- **Requirements**: Copy out the records in full, word for word, without pictures.

- **Supplied material**:
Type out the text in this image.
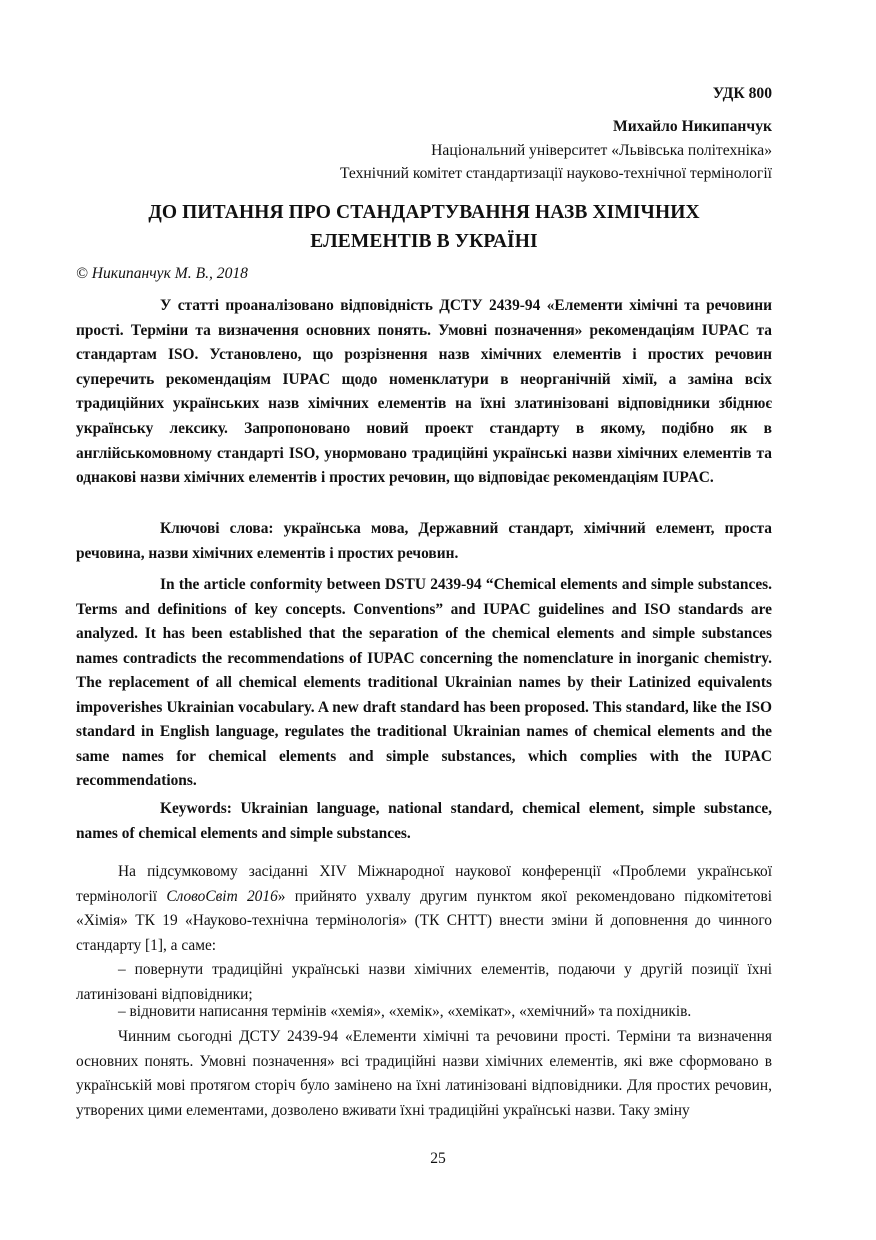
УДК 800
Михайло Никипанчук
Національний університет «Львівська політехніка»
Технічний комітет стандартизації науково-технічної термінології
ДО ПИТАННЯ ПРО СТАНДАРТУВАННЯ НАЗВ ХІМІЧНИХ
ЕЛЕМЕНТІВ В УКРАЇНІ
© Никипанчук М. В., 2018

У статті проаналізовано відповідність ДСТУ 2439-94 «Елементи хімічні та речовини прості. Терміни та визначення основних понять. Умовні позначення» рекомендаціям IUPAC та стандартам ISO. Установлено, що розрізнення назв хімічних елементів і простих речовин суперечить рекомендаціям IUPAC щодо номенклатури в неорганічній хімії, а заміна всіх традиційних українських назв хімічних елементів на їхні златинізовані відповідники збіднює українську лексику. Запропоновано новий проект стандарту в якому, подібно як в англійськомовному стандарті ISO, унормовано традиційні українські назви хімічних елементів та однакові назви хімічних елементів і простих речовин, що відповідає рекомендаціям IUPAC.

Ключові слова: українська мова, Державний стандарт, хімічний елемент, проста речовина, назви хімічних елементів і простих речовин.

In the article conformity between DSTU 2439-94 “Chemical elements and simple substances. Terms and definitions of key concepts. Conventions” and IUPAC guidelines and ISO standards are analyzed. It has been established that the separation of the chemical elements and simple substances names contradicts the recommendations of IUPAC concerning the nomenclature in inorganic chemistry. The replacement of all chemical elements traditional Ukrainian names by their Latinized equivalents impoverishes Ukrainian vocabulary. A new draft standard has been proposed. This standard, like the ISO standard in English language, regulates the traditional Ukrainian names of chemical elements and the same names for chemical elements and simple substances, which complies with the IUPAC recommendations.

Keywords: Ukrainian language, national standard, chemical element, simple substance, names of chemical elements and simple substances.

На підсумковому засіданні XIV Міжнародної наукової конференції «Проблеми української термінології СловоСвіт 2016» прийнято ухвалу другим пунктом якої рекомендовано підкомітетові «Хімія» ТК 19 «Науково-технічна термінологія» (ТК СНТТ) внести зміни й доповнення до чинного стандарту [1], а саме:

– повернути традиційні українські назви хімічних елементів, подаючи у другій позиції їхні латинізовані відповідники;

– відновити написання термінів «хемія», «хемік», «хемікат», «хемічний» та похідників.

Чинним сьогодні ДСТУ 2439-94 «Елементи хімічні та речовини прості. Терміни та визначення основних понять. Умовні позначення» всі традиційні назви хімічних елементів, які вже сформовано в українській мові протягом сторіч було замінено на їхні латинізовані відповідники. Для простих речовин, утворених цими елементами, дозволено вживати їхні традиційні українські назви. Таку зміну

25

- **Response to this exercise**:
Type out the text in this image.
УДК 800
Михайло Никипанчук
Національний університет «Львівська політехніка»
Технічний комітет стандартизації науково-технічної термінології
ДО ПИТАННЯ ПРО СТАНДАРТУВАННЯ НАЗВ ХІМІЧНИХ
ЕЛЕМЕНТІВ В УКРАЇНІ
© Никипанчук М. В., 2018

У статті проаналізовано відповідність ДСТУ 2439-94 «Елементи хімічні та речовини прості. Терміни та визначення основних понять. Умовні позначення» рекомендаціям IUPAC та стандартам ISO. Установлено, що розрізнення назв хімічних елементів і простих речовин суперечить рекомендаціям IUPAC щодо номенклатури в неорганічній хімії, а заміна всіх традиційних українських назв хімічних елементів на їхні златинізовані відповідники збіднює українську лексику. Запропоновано новий проект стандарту в якому, подібно як в англійськомовному стандарті ISO, унормовано традиційні українські назви хімічних елементів та однакові назви хімічних елементів і простих речовин, що відповідає рекомендаціям IUPAC.

Ключові слова: українська мова, Державний стандарт, хімічний елемент, проста речовина, назви хімічних елементів і простих речовин.

In the article conformity between DSTU 2439-94 “Chemical elements and simple substances. Terms and definitions of key concepts. Conventions” and IUPAC guidelines and ISO standards are analyzed. It has been established that the separation of the chemical elements and simple substances names contradicts the recommendations of IUPAC concerning the nomenclature in inorganic chemistry. The replacement of all chemical elements traditional Ukrainian names by their Latinized equivalents impoverishes Ukrainian vocabulary. A new draft standard has been proposed. This standard, like the ISO standard in English language, regulates the traditional Ukrainian names of chemical elements and the same names for chemical elements and simple substances, which complies with the IUPAC recommendations.

Keywords: Ukrainian language, national standard, chemical element, simple substance, names of chemical elements and simple substances.

На підсумковому засіданні XIV Міжнародної наукової конференції «Проблеми української термінології СловоСвіт 2016» прийнято ухвалу другим пунктом якої рекомендовано підкомітетові «Хімія» ТК 19 «Науково-технічна термінологія» (ТК СНТТ) внести зміни й доповнення до чинного стандарту [1], а саме:

– повернути традиційні українські назви хімічних елементів, подаючи у другій позиції їхні латинізовані відповідники;

– відновити написання термінів «хемія», «хемік», «хемікат», «хемічний» та похідників.

Чинним сьогодні ДСТУ 2439-94 «Елементи хімічні та речовини прості. Терміни та визначення основних понять. Умовні позначення» всі традиційні назви хімічних елементів, які вже сформовано в українській мові протягом сторіч було замінено на їхні латинізовані відповідники. Для простих речовин, утворених цими елементами, дозволено вживати їхні традиційні українські назви. Таку зміну

25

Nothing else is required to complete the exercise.